**WHAT NEEDS TO BE DONE:** Go through the entries below and copy each line containing the word "label".

— BEGIN STORED ROWS —

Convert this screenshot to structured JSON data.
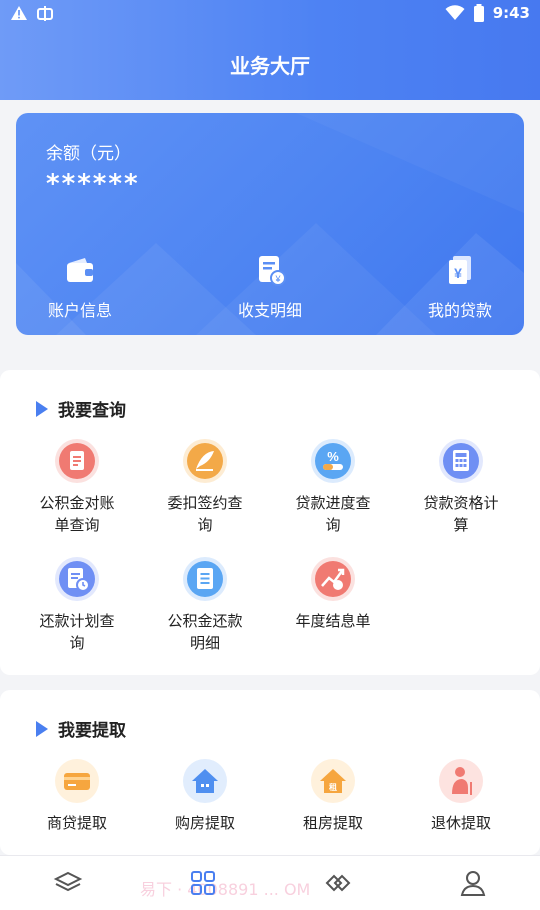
{
  "status_bar": {
    "time": "9:43"
  },
  "header": {
    "title": "业务大厅"
  },
  "balance_card": {
    "label": "余额（元）",
    "value": "******",
    "actions": [
      {
        "label": "账户信息",
        "icon": "wallet-icon"
      },
      {
        "label": "收支明细",
        "icon": "receipt-icon"
      },
      {
        "label": "我的贷款",
        "icon": "loan-icon"
      }
    ]
  },
  "query_section": {
    "title": "我要查询",
    "items": [
      {
        "line1": "公积金对账",
        "line2": "单查询",
        "icon": "statement-icon",
        "color": "#f07a72"
      },
      {
        "line1": "委扣签约查",
        "line2": "询",
        "icon": "signature-icon",
        "color": "#f3a948"
      },
      {
        "line1": "贷款进度查",
        "line2": "询",
        "icon": "percent-icon",
        "color": "#5aa6f3"
      },
      {
        "line1": "贷款资格计",
        "line2": "算",
        "icon": "calculator-icon",
        "color": "#6f8ff4"
      },
      {
        "line1": "还款计划查",
        "line2": "询",
        "icon": "plan-icon",
        "color": "#6f8ff4"
      },
      {
        "line1": "公积金还款",
        "line2": "明细",
        "icon": "list-icon",
        "color": "#5aa6f3"
      },
      {
        "line1": "年度结息单",
        "line2": "",
        "icon": "interest-icon",
        "color": "#f07a72"
      }
    ]
  },
  "withdraw_section": {
    "title": "我要提取",
    "items": [
      {
        "label": "商贷提取",
        "icon": "card-icon",
        "color": "#f6a63f"
      },
      {
        "label": "购房提取",
        "icon": "house-icon",
        "color": "#4f8ff0"
      },
      {
        "label": "租房提取",
        "icon": "rent-house-icon",
        "color": "#f6a63f"
      },
      {
        "label": "退休提取",
        "icon": "retire-icon",
        "color": "#f07a72"
      }
    ]
  },
  "bottom_nav": {
    "items": [
      "layers-icon",
      "grid-icon",
      "handshake-icon",
      "user-icon"
    ],
    "watermark": "易下 · 4008891 ... OM"
  }
}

— END STORED ROWS —

**OUTPUT:**
    "label": "余额（元）",
        "label": "账户信息",
        "label": "收支明细",
        "label": "我的贷款",
        "label": "商贷提取",
        "label": "购房提取",
        "label": "租房提取",
        "label": "退休提取",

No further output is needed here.